_Written request:_
Set out every line bearing the string "Дальнейшее".

[Recorded data]
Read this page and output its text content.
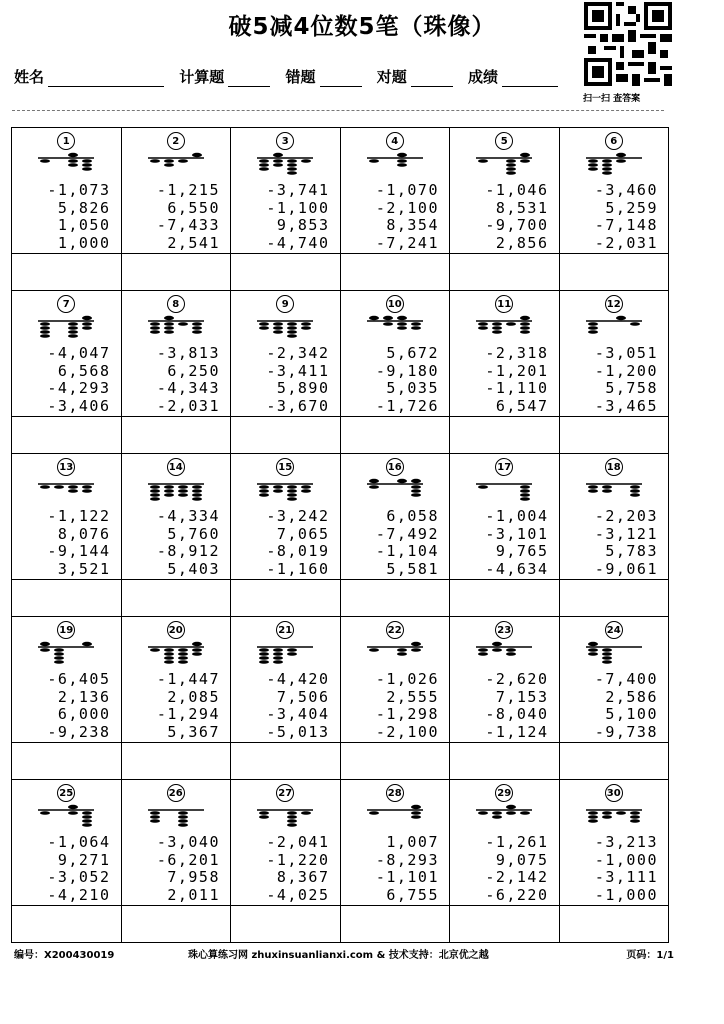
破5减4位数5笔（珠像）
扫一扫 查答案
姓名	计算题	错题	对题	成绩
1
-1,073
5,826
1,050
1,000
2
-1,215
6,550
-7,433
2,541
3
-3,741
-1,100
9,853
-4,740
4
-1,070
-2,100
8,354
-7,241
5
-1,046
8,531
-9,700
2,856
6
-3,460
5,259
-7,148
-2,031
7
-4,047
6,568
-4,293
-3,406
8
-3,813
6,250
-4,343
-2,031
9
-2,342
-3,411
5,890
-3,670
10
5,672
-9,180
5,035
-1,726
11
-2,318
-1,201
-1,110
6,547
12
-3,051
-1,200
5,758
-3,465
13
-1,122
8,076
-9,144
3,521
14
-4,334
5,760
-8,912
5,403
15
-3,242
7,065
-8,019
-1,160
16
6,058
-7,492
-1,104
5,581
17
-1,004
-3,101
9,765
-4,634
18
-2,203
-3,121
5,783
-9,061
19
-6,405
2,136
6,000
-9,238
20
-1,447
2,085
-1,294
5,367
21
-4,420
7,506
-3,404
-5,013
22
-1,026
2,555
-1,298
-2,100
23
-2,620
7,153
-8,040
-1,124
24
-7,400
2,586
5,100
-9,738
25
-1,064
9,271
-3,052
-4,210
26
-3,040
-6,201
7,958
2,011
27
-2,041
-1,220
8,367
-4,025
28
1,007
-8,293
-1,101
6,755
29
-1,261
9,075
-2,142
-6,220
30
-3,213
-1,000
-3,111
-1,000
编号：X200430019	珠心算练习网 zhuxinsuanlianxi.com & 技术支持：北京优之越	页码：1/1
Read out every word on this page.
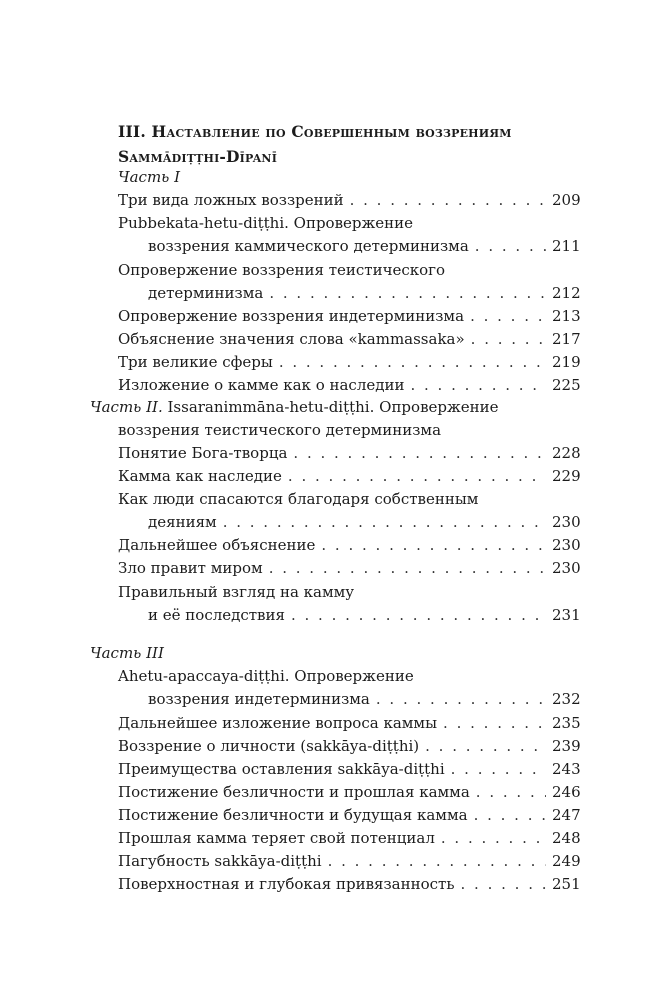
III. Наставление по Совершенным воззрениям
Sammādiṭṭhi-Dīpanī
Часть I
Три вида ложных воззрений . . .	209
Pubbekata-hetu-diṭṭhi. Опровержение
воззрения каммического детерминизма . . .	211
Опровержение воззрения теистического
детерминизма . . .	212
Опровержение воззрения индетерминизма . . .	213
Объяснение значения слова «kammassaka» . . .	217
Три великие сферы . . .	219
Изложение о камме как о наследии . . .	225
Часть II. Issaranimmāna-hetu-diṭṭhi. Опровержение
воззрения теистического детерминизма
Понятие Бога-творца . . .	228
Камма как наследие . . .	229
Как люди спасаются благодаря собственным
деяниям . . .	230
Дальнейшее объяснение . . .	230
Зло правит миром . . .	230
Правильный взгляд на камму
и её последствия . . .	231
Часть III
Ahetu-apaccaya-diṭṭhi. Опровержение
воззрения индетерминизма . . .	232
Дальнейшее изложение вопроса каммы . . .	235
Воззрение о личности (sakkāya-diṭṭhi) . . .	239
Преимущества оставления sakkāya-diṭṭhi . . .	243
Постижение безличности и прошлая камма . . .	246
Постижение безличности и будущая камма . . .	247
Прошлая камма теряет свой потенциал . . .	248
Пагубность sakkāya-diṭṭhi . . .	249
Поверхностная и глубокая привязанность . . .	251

_Reply to the task:_
Дальнейшее объяснение . . .	230
Дальнейшее изложение вопроса каммы . . .	235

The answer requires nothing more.